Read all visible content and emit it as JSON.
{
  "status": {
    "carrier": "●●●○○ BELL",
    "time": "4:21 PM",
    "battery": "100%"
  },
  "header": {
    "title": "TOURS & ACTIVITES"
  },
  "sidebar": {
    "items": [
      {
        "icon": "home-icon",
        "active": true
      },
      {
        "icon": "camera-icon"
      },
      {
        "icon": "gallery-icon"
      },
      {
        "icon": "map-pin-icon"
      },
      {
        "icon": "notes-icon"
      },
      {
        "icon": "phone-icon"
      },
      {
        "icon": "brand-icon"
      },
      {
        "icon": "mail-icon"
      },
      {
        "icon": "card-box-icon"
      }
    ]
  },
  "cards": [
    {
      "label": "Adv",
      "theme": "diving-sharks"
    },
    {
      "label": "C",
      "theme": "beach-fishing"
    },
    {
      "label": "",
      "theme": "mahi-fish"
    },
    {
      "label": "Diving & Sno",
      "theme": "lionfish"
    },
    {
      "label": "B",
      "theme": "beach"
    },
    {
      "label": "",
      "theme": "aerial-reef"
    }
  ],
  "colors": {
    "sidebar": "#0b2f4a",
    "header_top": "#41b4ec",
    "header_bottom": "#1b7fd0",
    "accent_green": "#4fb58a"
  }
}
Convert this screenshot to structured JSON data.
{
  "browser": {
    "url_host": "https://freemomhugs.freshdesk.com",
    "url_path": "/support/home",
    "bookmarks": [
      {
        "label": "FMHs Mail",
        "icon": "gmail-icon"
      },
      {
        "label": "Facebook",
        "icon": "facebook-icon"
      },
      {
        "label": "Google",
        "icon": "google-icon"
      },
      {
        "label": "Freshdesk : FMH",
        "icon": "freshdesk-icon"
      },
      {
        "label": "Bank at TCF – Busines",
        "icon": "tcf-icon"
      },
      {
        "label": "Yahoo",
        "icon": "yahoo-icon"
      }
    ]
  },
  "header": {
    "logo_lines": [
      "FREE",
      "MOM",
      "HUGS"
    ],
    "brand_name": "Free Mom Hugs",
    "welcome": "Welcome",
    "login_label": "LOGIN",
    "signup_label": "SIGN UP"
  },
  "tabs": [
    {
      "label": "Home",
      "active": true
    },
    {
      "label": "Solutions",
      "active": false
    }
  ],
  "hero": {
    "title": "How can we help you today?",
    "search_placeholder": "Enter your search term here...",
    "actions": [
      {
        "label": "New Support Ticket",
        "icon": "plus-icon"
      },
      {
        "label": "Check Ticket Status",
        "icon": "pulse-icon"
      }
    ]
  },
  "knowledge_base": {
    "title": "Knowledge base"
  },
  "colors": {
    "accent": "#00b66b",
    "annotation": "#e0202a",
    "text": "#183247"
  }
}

***

● **What is expected**
Search the material above for "Ticket". Pull out each line where it shows up.

● **Final result**
        "label": "New Support Ticket",
        "label": "Check Ticket Status",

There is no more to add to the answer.